[Opening Given passage section]
To conclude, the bus hub transit structure of Tyler, Texas makes sense because it’s a rectangular city with most of its land in the south. A circular city would benefit from one big hub in the center. I was motivated to write this article as a response to a friend’s nostalgia for the one bus hub era. Plus, you got to do something for the National Day on Writing, especially if you taught English!

Frequent Tyler, TX Bus Rider Survey: Answers for a Northside Resident—

Crescent DR & N. Confederate AV.

1. Which bus lines are closest to you?

2. Where are they?

3. Where are the “least distant” bus stops of different lines?

4. Is Bergfeld Shopping Center the closest Yellow Line stop for you?

5. Is the Downtown Transit Depot the closest place for you to access ….
A. Blue North
B. Green North
C. Purple South

6. Where are your favorite bus stops used by three lines, aside from the two hubs.

7. Where would you like to see a bike rack?
1. Two Green South, Blue North, Red South.

2. One Green South is at MLK and Englewood, near the grounds of the now-gone Emmett J. Scott HS. The other Green South is at the Labor Ready on West Gentry . Blue North is at the BBQ place on the NE corner of W. Gentry and Glenwood. Red South is at Palace and Nutbush near an elementary school.
[Closing Given passage section]
[Opening Extracted data section]
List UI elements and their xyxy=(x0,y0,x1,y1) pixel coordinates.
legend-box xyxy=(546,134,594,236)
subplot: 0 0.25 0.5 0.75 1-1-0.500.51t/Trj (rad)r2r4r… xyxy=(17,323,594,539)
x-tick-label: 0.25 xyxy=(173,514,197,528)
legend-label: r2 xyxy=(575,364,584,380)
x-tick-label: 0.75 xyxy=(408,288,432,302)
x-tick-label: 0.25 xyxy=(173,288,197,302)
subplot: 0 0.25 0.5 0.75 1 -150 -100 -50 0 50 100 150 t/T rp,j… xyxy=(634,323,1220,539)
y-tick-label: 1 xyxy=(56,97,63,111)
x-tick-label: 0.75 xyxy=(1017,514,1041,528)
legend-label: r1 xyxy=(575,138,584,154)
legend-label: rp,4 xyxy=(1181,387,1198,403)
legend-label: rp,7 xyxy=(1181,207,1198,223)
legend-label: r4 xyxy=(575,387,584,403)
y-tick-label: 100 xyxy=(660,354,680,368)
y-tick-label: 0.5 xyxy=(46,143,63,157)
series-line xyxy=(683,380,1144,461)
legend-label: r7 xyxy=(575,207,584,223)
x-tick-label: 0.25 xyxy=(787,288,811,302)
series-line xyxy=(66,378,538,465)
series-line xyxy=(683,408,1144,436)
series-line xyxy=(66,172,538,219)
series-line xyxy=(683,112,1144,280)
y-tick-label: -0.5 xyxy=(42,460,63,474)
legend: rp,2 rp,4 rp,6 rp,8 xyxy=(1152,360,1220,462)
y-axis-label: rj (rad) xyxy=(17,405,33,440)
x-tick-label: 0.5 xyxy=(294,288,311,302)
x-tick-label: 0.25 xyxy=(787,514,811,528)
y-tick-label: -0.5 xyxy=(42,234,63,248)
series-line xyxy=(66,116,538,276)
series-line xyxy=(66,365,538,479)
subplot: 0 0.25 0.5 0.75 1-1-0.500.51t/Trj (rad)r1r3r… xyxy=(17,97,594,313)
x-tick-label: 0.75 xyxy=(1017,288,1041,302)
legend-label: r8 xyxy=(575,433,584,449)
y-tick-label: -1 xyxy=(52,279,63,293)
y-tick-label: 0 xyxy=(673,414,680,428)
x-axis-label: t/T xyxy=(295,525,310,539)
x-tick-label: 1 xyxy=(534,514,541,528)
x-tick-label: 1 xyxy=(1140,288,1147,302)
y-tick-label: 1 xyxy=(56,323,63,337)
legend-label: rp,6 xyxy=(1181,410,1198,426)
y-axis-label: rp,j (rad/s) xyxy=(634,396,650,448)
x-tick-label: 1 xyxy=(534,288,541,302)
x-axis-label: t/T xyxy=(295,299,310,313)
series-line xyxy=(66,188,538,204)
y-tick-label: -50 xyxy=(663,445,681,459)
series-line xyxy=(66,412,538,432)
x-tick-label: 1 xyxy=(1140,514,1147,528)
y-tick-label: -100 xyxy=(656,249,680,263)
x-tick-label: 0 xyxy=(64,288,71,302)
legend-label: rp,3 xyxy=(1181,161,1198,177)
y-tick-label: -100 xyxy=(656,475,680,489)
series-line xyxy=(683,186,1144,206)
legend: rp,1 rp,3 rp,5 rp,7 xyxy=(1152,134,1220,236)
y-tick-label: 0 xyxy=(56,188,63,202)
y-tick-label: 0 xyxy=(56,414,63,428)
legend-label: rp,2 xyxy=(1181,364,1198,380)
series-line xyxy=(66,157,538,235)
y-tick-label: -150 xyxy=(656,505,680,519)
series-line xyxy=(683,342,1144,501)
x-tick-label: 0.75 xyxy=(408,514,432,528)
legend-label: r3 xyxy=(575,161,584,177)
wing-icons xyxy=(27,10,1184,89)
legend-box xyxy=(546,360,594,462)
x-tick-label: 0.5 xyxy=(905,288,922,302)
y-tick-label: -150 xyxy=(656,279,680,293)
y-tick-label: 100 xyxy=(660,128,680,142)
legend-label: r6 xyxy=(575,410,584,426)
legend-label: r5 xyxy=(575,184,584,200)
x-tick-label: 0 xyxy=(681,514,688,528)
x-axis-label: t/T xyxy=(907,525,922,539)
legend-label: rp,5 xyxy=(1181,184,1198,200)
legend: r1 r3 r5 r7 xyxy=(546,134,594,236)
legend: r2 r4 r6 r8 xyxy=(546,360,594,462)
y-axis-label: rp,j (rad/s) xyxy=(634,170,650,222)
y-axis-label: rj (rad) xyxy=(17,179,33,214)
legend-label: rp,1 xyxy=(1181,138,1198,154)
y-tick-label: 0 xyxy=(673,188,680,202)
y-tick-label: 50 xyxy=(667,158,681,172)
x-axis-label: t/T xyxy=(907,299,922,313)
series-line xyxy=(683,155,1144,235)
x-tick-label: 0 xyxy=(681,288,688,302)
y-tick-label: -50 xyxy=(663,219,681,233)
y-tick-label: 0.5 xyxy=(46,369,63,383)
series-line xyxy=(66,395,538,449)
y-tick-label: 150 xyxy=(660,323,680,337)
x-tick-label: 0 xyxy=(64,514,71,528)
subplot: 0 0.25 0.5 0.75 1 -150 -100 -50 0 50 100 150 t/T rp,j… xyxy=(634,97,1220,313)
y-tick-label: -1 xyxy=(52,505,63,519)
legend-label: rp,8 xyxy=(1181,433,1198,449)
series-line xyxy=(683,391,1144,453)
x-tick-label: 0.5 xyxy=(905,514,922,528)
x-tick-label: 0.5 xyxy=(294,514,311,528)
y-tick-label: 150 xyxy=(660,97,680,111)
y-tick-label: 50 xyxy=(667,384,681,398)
[Closing Extracted data section]
** Parts of the exercise **
1) Decide whether each statement below agrees with the passage on Tyler's buses, and answer yes or no with the deciding words quoted from it: (a) The writer holds that a circular city would do well with one large central hub. (b) The Red South stop nearest the Northside resident is at MLK and Englewood. (c) The Blue North stop is at a BBQ place at W. Gentry and Glenwood.
2) Please continue the passage on Tyler's buses, starting after its final sentence.

** Task responses **
1)
(a) Yes: "A circular city would benefit from one big hub in the center."
(b) No: "Red South is at Palace and Nutbush near an elementary school."
(c) Yes: "Blue North is at the BBQ place on the NE corner of W. Gentry and Glenwood."

2)
3. Red, Green, & Blue are the only bus lines in North Tyler.

4. The Bergfeld Shopping Center is the closest Yellow Line stop.

5. The Downtown Transit Depot is the closest place to access Purple South.

6. I don’t know of any bus stops serviced by more than one line in North Tyler, let alone three.

7. Downtown at Oakwood AV, W. Gentry & Palace area near Neighborhood Services and D&N, a leading store-restaurant-gas station, & Bergfeld Shopping Center (the 2nd hub).

Frequent Tyler, TX Bus Rider Survey, by Joffre (“JD”) Meyer (Midtown Resident)

Resident of Midtown (Hospital District) near Stanley’s Bar-B-Q

1. Which bus lines are closest to you?

2. Where are they?

3. Where are the “least distant” bus stops of different lines?

4. Is Bergfeld Shopping Center the closest Yellow Line stop for you?

5. Is the Downtown Transit Depot the closest place for you to access ….
A. Blue North
B. Green North
C. Purple South

6. Where are your favorite bus stops used by three lines, aside from the two hubs.

7. Where would you like to see a bike rack?

JD’s Answers

1. Purple North, Purple South, Green North.

2. The closest Purple North stop  is on East Houston at Donnybrook, while the closest Purple South stop  is at Austin State Bank near the SW corner of S. Beckham and E. Houston–across from Trinity Mother Frances. The nearest Green North bus stops are on S. Beckham at Trinity Mother Frances, directly across from Austin State Bank and on S. Beckham just south of E. Front. That Green North bus stop at the SE corner of Beckham & E. Front is less surrounded by traffic than the earlier stop by  TMF.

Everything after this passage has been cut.